● DO THIS
In the material below, count the lines with the word "text" and state that number only.

(Figure data in JSON)
* * * * *
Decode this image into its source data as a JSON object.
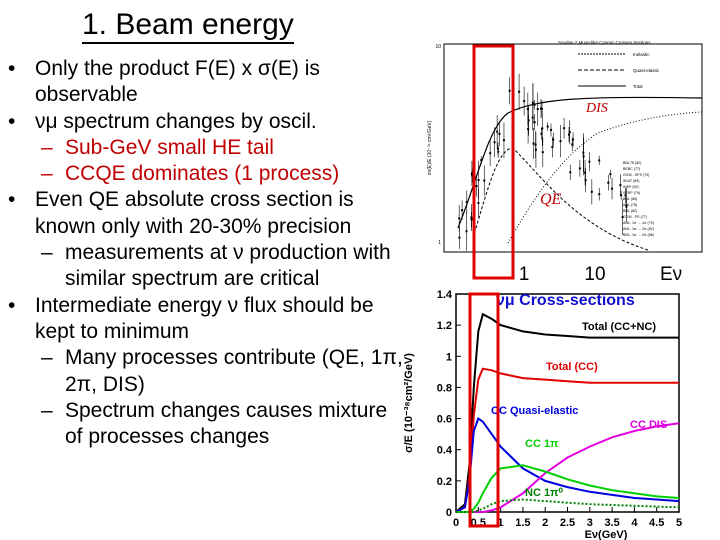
{
  "slide": {
    "title": "1. Beam energy",
    "bullets": [
      {
        "level": 1,
        "text": "Only the product F(E) x σ(E) is observable"
      },
      {
        "level": 1,
        "text": "νμ spectrum changes by oscil."
      },
      {
        "level": 2,
        "text": "Sub-GeV small HE tail",
        "color": "#c00000"
      },
      {
        "level": 2,
        "text": "CCQE dominates (1 process)",
        "color": "#c00000"
      },
      {
        "level": 1,
        "text": "Even QE absolute cross section is known only with  20-30% precision"
      },
      {
        "level": 2,
        "text": "measurements at ν production with similar spectrum are critical"
      },
      {
        "level": 1,
        "text": "Intermediate energy ν flux should be kept to minimum"
      },
      {
        "level": 2,
        "text": "Many processes contribute (QE, 1π, 2π, DIS)"
      },
      {
        "level": 2,
        "text": "Spectrum changes causes mixture of processes changes"
      }
    ]
  },
  "top_plot": {
    "header": "Soudan 2 Muon-like Cosmic Crosses Sections",
    "yaxis_label": "σν(E)/E (10⁻³⁸ cm²/GeV)",
    "ytick_1": "1",
    "ytick_10": "10",
    "legend_lines": [
      "Inelastic",
      "Quasi-elastic",
      "Total"
    ],
    "dis_label": "DIS",
    "qe_label": "QE",
    "experiments": [
      "BNL7ft (82)",
      "BEBC (77)",
      "GGM - SPS (79)",
      "SKAT (89)",
      "IHEP (92)",
      "SERP (79)",
      "BNL (85)",
      "ANL (75)",
      "BNL (82)",
      "GGM - PS (77)",
      "ANL: 1π → 1π (79)",
      "ANL: 1π → 2π (82)",
      "BNL: 1π → 2π (86)"
    ],
    "x_labels": [
      "1",
      "10",
      "Eν"
    ]
  },
  "chart_data": {
    "type": "line",
    "title": "νμ Cross-sections",
    "xlabel": "Eν(GeV)",
    "ylabel": "σ/E (10⁻³⁸cm²/GeV)",
    "xlim": [
      0,
      5
    ],
    "ylim": [
      0,
      1.4
    ],
    "xticks": [
      "0",
      "0.5",
      "1",
      "1.5",
      "2",
      "2.5",
      "3",
      "3.5",
      "4",
      "4.5",
      "5"
    ],
    "yticks": [
      "0",
      "0.2",
      "0.4",
      "0.6",
      "0.8",
      "1",
      "1.2",
      "1.4"
    ],
    "x": [
      0,
      0.2,
      0.3,
      0.4,
      0.5,
      0.6,
      0.8,
      1,
      1.5,
      2,
      2.5,
      3,
      3.5,
      4,
      4.5,
      5
    ],
    "series": [
      {
        "name": "Total (CC+NC)",
        "color": "#000000",
        "values": [
          0,
          0.05,
          0.3,
          0.8,
          1.16,
          1.27,
          1.24,
          1.2,
          1.16,
          1.14,
          1.13,
          1.12,
          1.12,
          1.12,
          1.12,
          1.12
        ]
      },
      {
        "name": "Total (CC)",
        "color": "#e00000",
        "values": [
          0,
          0.03,
          0.22,
          0.62,
          0.85,
          0.92,
          0.91,
          0.89,
          0.86,
          0.85,
          0.84,
          0.83,
          0.83,
          0.83,
          0.83,
          0.83
        ]
      },
      {
        "name": "CC Quasi-elastic",
        "color": "#0000e0",
        "values": [
          0,
          0.03,
          0.2,
          0.52,
          0.6,
          0.58,
          0.5,
          0.42,
          0.28,
          0.2,
          0.16,
          0.13,
          0.11,
          0.09,
          0.08,
          0.07
        ]
      },
      {
        "name": "CC DIS",
        "color": "#e000e0",
        "values": [
          0,
          0,
          0,
          0,
          0,
          0,
          0.01,
          0.03,
          0.12,
          0.25,
          0.35,
          0.42,
          0.48,
          0.52,
          0.55,
          0.57
        ]
      },
      {
        "name": "CC 1π",
        "color": "#00d000",
        "values": [
          0,
          0,
          0,
          0.02,
          0.06,
          0.12,
          0.22,
          0.28,
          0.3,
          0.26,
          0.21,
          0.17,
          0.14,
          0.12,
          0.1,
          0.09
        ]
      },
      {
        "name": "NC 1π⁰",
        "color": "#008000",
        "values": [
          0,
          0,
          0,
          0,
          0.01,
          0.02,
          0.05,
          0.07,
          0.08,
          0.07,
          0.06,
          0.05,
          0.045,
          0.04,
          0.035,
          0.03
        ]
      }
    ]
  }
}
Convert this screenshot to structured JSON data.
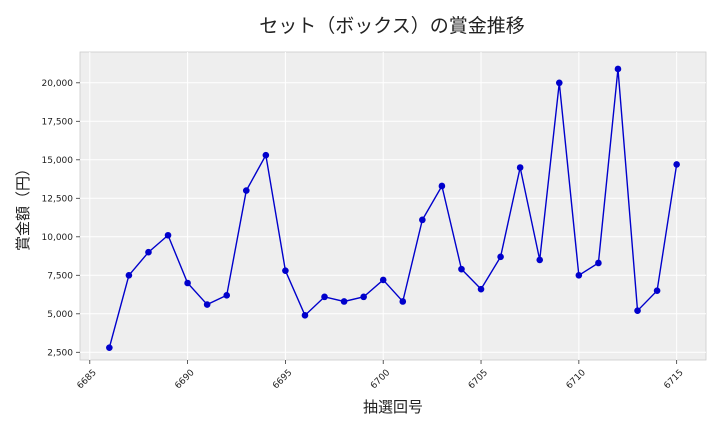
* * * * *
● EXPECTED ANSWER
9